=== MATERIAL FOR THE TASK ===

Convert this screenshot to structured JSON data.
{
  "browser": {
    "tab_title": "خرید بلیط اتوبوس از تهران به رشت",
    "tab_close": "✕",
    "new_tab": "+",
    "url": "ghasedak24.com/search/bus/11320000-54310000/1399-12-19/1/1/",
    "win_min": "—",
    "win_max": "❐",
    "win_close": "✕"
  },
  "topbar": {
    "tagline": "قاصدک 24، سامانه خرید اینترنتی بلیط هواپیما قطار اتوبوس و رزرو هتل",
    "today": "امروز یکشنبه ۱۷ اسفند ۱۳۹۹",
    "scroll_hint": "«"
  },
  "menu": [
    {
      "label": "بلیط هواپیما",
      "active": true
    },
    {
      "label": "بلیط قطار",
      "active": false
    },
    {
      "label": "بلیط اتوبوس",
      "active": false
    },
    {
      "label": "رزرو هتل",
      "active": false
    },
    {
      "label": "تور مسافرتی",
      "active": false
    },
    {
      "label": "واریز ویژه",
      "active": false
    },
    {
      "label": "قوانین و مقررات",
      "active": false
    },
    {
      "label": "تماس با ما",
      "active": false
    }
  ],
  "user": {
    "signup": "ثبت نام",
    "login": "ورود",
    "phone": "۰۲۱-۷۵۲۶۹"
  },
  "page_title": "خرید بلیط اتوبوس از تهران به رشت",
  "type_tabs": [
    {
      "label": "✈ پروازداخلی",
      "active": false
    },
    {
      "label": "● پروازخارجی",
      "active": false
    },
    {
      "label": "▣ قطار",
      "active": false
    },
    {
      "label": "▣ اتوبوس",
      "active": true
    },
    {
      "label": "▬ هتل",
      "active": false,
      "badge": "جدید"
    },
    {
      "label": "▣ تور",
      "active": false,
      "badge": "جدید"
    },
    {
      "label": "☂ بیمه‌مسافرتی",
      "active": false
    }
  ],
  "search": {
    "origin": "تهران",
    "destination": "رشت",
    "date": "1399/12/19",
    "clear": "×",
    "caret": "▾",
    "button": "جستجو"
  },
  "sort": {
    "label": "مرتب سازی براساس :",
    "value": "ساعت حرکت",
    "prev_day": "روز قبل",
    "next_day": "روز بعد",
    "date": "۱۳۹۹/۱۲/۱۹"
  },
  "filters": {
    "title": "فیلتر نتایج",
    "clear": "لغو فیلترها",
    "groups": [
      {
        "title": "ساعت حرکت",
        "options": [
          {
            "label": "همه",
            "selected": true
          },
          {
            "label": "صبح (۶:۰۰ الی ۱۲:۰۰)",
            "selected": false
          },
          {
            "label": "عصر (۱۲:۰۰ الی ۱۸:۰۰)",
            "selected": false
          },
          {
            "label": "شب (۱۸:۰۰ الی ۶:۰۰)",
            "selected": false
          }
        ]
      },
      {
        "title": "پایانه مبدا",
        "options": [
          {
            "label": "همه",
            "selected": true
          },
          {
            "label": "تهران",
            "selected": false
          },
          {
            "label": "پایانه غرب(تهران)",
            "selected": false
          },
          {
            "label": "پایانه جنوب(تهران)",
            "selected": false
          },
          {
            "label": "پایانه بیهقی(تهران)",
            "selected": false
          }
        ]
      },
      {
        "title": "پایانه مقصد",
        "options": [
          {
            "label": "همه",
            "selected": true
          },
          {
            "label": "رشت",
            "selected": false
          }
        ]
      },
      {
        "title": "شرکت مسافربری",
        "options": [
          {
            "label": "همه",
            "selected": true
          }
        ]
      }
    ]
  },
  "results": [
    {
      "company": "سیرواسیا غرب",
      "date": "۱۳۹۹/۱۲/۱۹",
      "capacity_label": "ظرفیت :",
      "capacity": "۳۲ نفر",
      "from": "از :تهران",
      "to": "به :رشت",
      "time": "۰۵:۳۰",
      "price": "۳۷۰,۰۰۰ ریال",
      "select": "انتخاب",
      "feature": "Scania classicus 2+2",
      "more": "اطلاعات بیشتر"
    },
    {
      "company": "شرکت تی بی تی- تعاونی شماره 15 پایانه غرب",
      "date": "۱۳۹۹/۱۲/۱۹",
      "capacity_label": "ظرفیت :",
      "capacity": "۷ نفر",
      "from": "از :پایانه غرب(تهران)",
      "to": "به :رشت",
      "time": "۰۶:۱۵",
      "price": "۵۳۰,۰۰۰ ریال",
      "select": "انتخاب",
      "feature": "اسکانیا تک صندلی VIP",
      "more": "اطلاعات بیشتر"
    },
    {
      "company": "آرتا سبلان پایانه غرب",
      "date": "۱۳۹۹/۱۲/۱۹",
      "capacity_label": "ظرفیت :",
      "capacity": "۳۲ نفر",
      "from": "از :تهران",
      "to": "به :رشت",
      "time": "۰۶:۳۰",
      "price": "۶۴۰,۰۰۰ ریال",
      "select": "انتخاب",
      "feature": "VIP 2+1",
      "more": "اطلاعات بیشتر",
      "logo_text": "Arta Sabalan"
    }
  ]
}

===

- _TASK DETAILS_
Where a line above contains the string "هواپیما", copy that line.

- _RIGHT ANSWER_
    "tagline": "قاصدک 24، سامانه خرید اینترنتی بلیط هواپیما قطار اتوبوس و رزرو هتل",
      "label": "بلیط هواپیما",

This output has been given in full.